**REQUIREMENT**
Could you copy the material below line for line, without changing anything and leaving out the pictures?

═════ DATA EXCERPTS

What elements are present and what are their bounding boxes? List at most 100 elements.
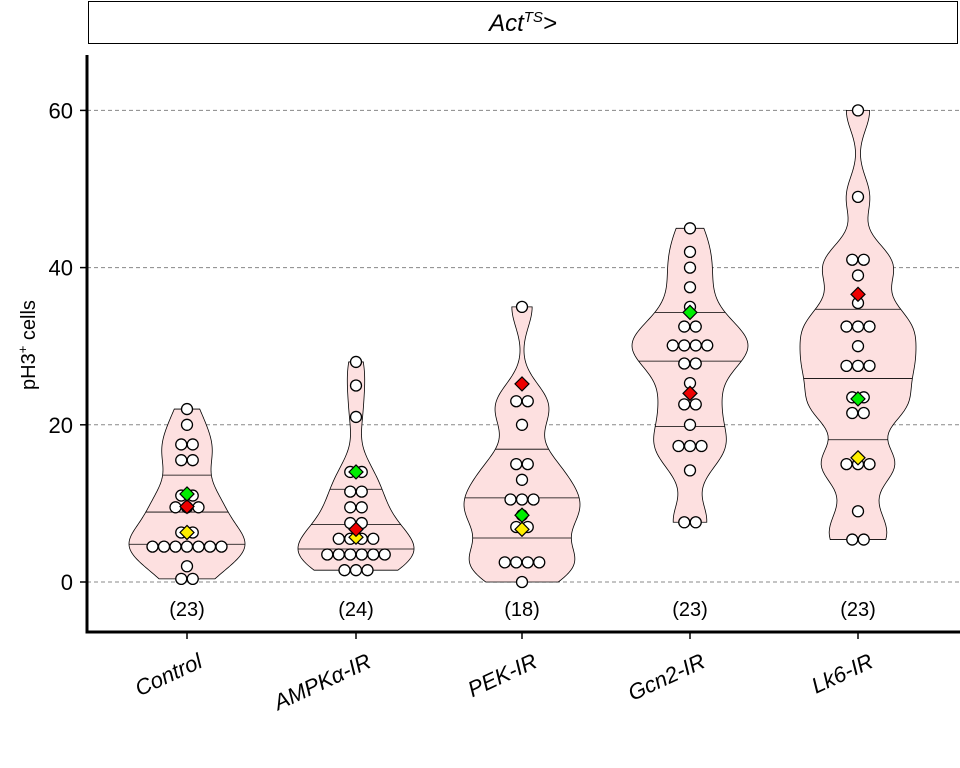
data-point <box>857 253 870 266</box>
data-point <box>840 457 853 471</box>
data-point <box>678 339 691 352</box>
sample-size-label: (24) <box>338 599 374 621</box>
data-point <box>175 572 188 586</box>
data-point <box>180 418 194 431</box>
data-point <box>510 457 523 471</box>
data-point <box>851 190 865 204</box>
data-point <box>515 575 529 589</box>
data-point <box>180 540 194 553</box>
green-diamond-marker <box>179 486 195 502</box>
data-point <box>203 540 217 553</box>
x-tick-label: Control <box>131 648 207 701</box>
data-point <box>683 464 697 477</box>
y-tick-label: 40 <box>49 256 73 281</box>
data-point <box>215 540 228 553</box>
violin-PEK-IR <box>463 306 581 583</box>
yellow-diamond-marker <box>514 521 530 538</box>
data-point <box>678 320 691 333</box>
green-diamond-marker <box>682 304 698 321</box>
data-point <box>349 379 363 392</box>
data-point <box>344 501 357 514</box>
data-point <box>169 501 182 514</box>
facet-strip: ActTS> <box>88 1 958 44</box>
data-point <box>498 556 511 569</box>
data-point <box>521 457 534 471</box>
data-point <box>321 548 334 561</box>
data-point <box>175 454 188 467</box>
data-point <box>863 320 876 333</box>
data-point <box>515 418 529 431</box>
data-point <box>510 556 523 569</box>
red-diamond-marker <box>179 498 195 515</box>
red-diamond-marker <box>514 376 530 392</box>
sample-size-label: (18) <box>504 599 540 621</box>
x-tick-label: AMPKα-IR <box>268 648 375 716</box>
data-point <box>349 564 363 577</box>
data-point <box>683 281 697 294</box>
data-point <box>701 339 714 352</box>
data-point <box>851 104 865 117</box>
facet-label-superscript: TS <box>523 9 543 26</box>
red-diamond-marker <box>348 521 364 538</box>
data-point <box>863 359 876 373</box>
data-point <box>332 548 345 561</box>
data-point <box>846 533 859 546</box>
data-point <box>515 493 529 506</box>
data-point <box>689 357 702 370</box>
data-point <box>857 406 870 420</box>
data-point <box>857 533 870 546</box>
data-point <box>678 398 691 411</box>
data-point <box>689 398 702 411</box>
data-point <box>332 532 345 545</box>
data-point <box>157 540 171 553</box>
yellow-diamond-marker <box>850 449 866 466</box>
data-point <box>175 438 188 451</box>
green-diamond-marker <box>850 391 866 407</box>
data-point <box>851 340 865 353</box>
data-point <box>851 359 865 373</box>
sample-size-label: (23) <box>169 599 205 621</box>
data-point <box>186 454 199 467</box>
data-point <box>146 540 159 553</box>
x-tick-label: Lk6-IR <box>808 648 877 698</box>
data-point <box>863 457 876 471</box>
data-point <box>515 473 529 486</box>
data-point <box>689 320 702 333</box>
data-point <box>510 395 523 408</box>
data-point <box>683 418 697 431</box>
data-point <box>533 556 546 569</box>
data-point <box>521 395 534 408</box>
red-diamond-marker <box>682 385 698 402</box>
data-point <box>378 548 391 561</box>
yellow-diamond-marker <box>348 529 364 546</box>
data-point <box>695 439 708 453</box>
data-point <box>683 245 697 259</box>
data-point <box>344 548 357 561</box>
data-point <box>689 339 702 352</box>
data-point <box>851 320 865 333</box>
red-diamond-marker <box>850 286 866 303</box>
x-tick-label: PEK-IR <box>464 648 541 702</box>
data-point <box>192 501 205 514</box>
facet-label-prefix: Act <box>489 10 524 37</box>
data-point <box>361 564 374 577</box>
data-point <box>666 339 679 352</box>
data-point <box>355 501 368 514</box>
y-tick-label: 20 <box>49 413 73 438</box>
data-point <box>355 548 368 561</box>
data-point <box>840 359 853 373</box>
x-tick-label: Gcn2-IR <box>624 648 709 705</box>
data-point <box>186 438 199 451</box>
yellow-diamond-marker <box>179 524 195 541</box>
violin-Gcn2-IR <box>631 227 749 523</box>
data-point <box>846 406 859 420</box>
data-point <box>689 516 702 529</box>
data-point <box>678 357 691 370</box>
data-point <box>180 402 194 416</box>
data-point <box>678 516 691 529</box>
data-point <box>349 410 363 424</box>
data-point <box>851 505 865 518</box>
y-tick-label: 0 <box>61 570 73 595</box>
green-diamond-marker <box>514 507 530 524</box>
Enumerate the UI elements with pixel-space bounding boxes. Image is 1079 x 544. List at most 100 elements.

══════════

**EXERCISE RESULT**
What elements are present and what are their bounding boxes? List at most 100 elements.
data-point <box>857 253 870 266</box>
data-point <box>840 457 853 471</box>
data-point <box>678 339 691 352</box>
sample-size-label: (24) <box>338 599 374 621</box>
data-point <box>175 572 188 586</box>
data-point <box>180 418 194 431</box>
data-point <box>510 457 523 471</box>
data-point <box>851 190 865 204</box>
data-point <box>515 575 529 589</box>
data-point <box>180 540 194 553</box>
green-diamond-marker <box>179 486 195 502</box>
data-point <box>203 540 217 553</box>
x-tick-label: Control <box>131 648 207 701</box>
data-point <box>683 464 697 477</box>
y-tick-label: 40 <box>49 256 73 281</box>
data-point <box>215 540 228 553</box>
violin-PEK-IR <box>463 306 581 583</box>
yellow-diamond-marker <box>514 521 530 538</box>
data-point <box>678 320 691 333</box>
green-diamond-marker <box>682 304 698 321</box>
data-point <box>349 379 363 392</box>
data-point <box>344 501 357 514</box>
data-point <box>169 501 182 514</box>
facet-strip: ActTS> <box>88 1 958 44</box>
data-point <box>498 556 511 569</box>
data-point <box>521 457 534 471</box>
data-point <box>321 548 334 561</box>
data-point <box>175 454 188 467</box>
data-point <box>863 320 876 333</box>
data-point <box>515 418 529 431</box>
data-point <box>510 556 523 569</box>
red-diamond-marker <box>179 498 195 515</box>
red-diamond-marker <box>514 376 530 392</box>
sample-size-label: (18) <box>504 599 540 621</box>
x-tick-label: AMPKα-IR <box>268 648 375 716</box>
data-point <box>349 564 363 577</box>
data-point <box>683 281 697 294</box>
data-point <box>701 339 714 352</box>
data-point <box>851 104 865 117</box>
facet-label-superscript: TS <box>523 9 543 26</box>
red-diamond-marker <box>348 521 364 538</box>
data-point <box>863 359 876 373</box>
data-point <box>332 548 345 561</box>
data-point <box>846 533 859 546</box>
data-point <box>515 493 529 506</box>
data-point <box>689 357 702 370</box>
data-point <box>857 406 870 420</box>
data-point <box>857 533 870 546</box>
data-point <box>678 398 691 411</box>
data-point <box>689 398 702 411</box>
data-point <box>332 532 345 545</box>
data-point <box>157 540 171 553</box>
yellow-diamond-marker <box>850 449 866 466</box>
data-point <box>175 438 188 451</box>
green-diamond-marker <box>850 391 866 407</box>
data-point <box>851 340 865 353</box>
data-point <box>851 359 865 373</box>
sample-size-label: (23) <box>169 599 205 621</box>
data-point <box>186 454 199 467</box>
data-point <box>146 540 159 553</box>
x-tick-label: Lk6-IR <box>808 648 877 698</box>
data-point <box>863 457 876 471</box>
data-point <box>515 473 529 486</box>
data-point <box>689 320 702 333</box>
data-point <box>510 395 523 408</box>
data-point <box>683 418 697 431</box>
data-point <box>533 556 546 569</box>
data-point <box>521 395 534 408</box>
red-diamond-marker <box>682 385 698 402</box>
data-point <box>378 548 391 561</box>
yellow-diamond-marker <box>348 529 364 546</box>
data-point <box>695 439 708 453</box>
data-point <box>683 245 697 259</box>
data-point <box>344 548 357 561</box>
data-point <box>689 339 702 352</box>
data-point <box>851 320 865 333</box>
red-diamond-marker <box>850 286 866 303</box>
x-tick-label: PEK-IR <box>464 648 541 702</box>
data-point <box>192 501 205 514</box>
facet-label-prefix: Act <box>489 10 524 37</box>
data-point <box>361 564 374 577</box>
data-point <box>666 339 679 352</box>
data-point <box>355 501 368 514</box>
y-tick-label: 20 <box>49 413 73 438</box>
data-point <box>355 548 368 561</box>
data-point <box>840 359 853 373</box>
x-tick-label: Gcn2-IR <box>624 648 709 705</box>
data-point <box>186 438 199 451</box>
yellow-diamond-marker <box>179 524 195 541</box>
violin-Gcn2-IR <box>631 227 749 523</box>
data-point <box>846 406 859 420</box>
data-point <box>689 516 702 529</box>
data-point <box>678 357 691 370</box>
data-point <box>180 402 194 416</box>
data-point <box>678 516 691 529</box>
data-point <box>349 410 363 424</box>
data-point <box>851 505 865 518</box>
y-tick-label: 0 <box>61 570 73 595</box>
green-diamond-marker <box>514 507 530 524</box>
Enumerate the UI elements with pixel-space bounding boxes. Image is 1079 x 544. List at most 100 elements.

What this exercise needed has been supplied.